• [What to do] Leave out the pictures and transcribe everything else exactly.

• [Supplied material]

═══

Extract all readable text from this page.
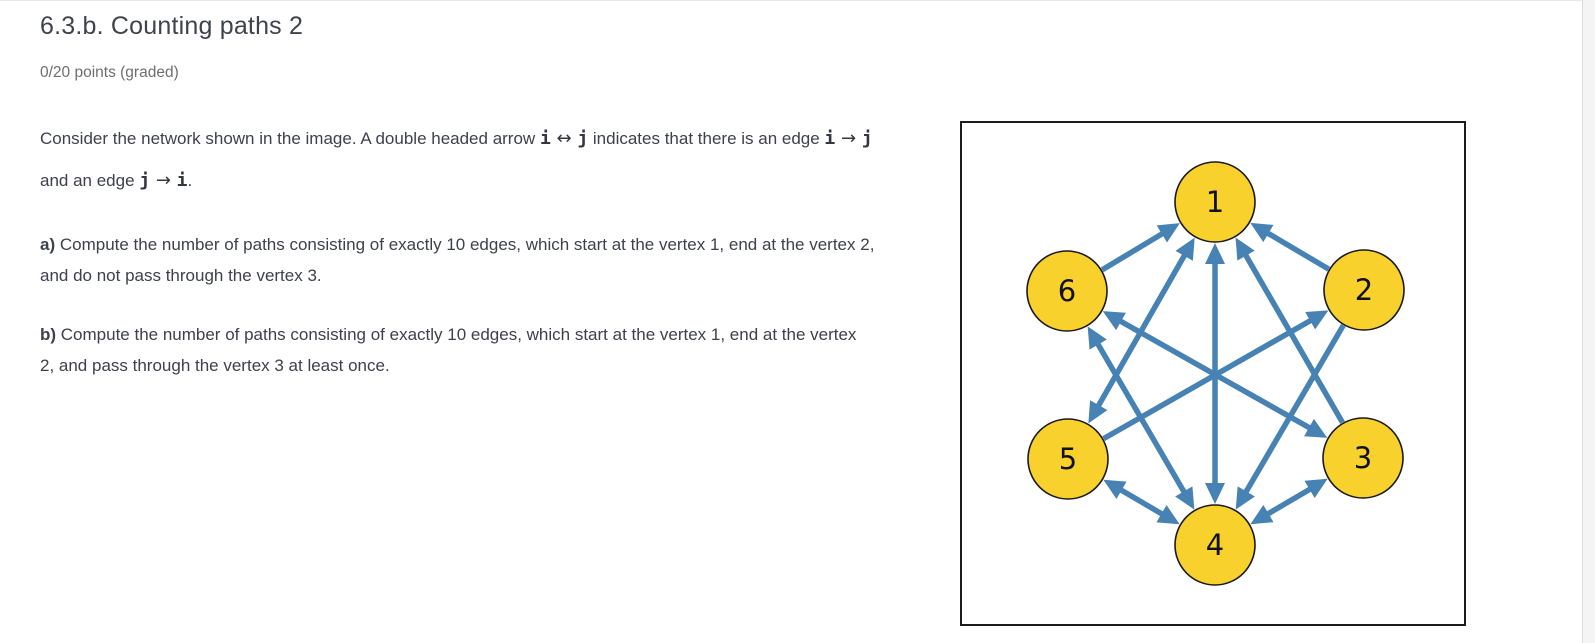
6.3.b. Counting paths 2

0/20 points (graded)

Consider the network shown in the image. A double headed arrow i ↔ j indicates that there is an edge i → j and an edge j → i.

a) Compute the number of paths consisting of exactly 10 edges, which start at the vertex 1, end at the vertex 2, and do not pass through the vertex 3.

b) Compute the number of paths consisting of exactly 10 edges, which start at the vertex 1, end at the vertex 2, and pass through the vertex 3 at least once.

1
2
3
4
5
6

═══

• [Written answer]
Extract all readable text from this page.
6.3.b. Counting paths 2

0/20 points (graded)

Consider the network shown in the image. A double headed arrow i ↔ j indicates that there is an edge i → j and an edge j → i.

a) Compute the number of paths consisting of exactly 10 edges, which start at the vertex 1, end at the vertex 2, and do not pass through the vertex 3.

b) Compute the number of paths consisting of exactly 10 edges, which start at the vertex 1, end at the vertex 2, and pass through the vertex 3 at least once.

1
2
3
4
5
6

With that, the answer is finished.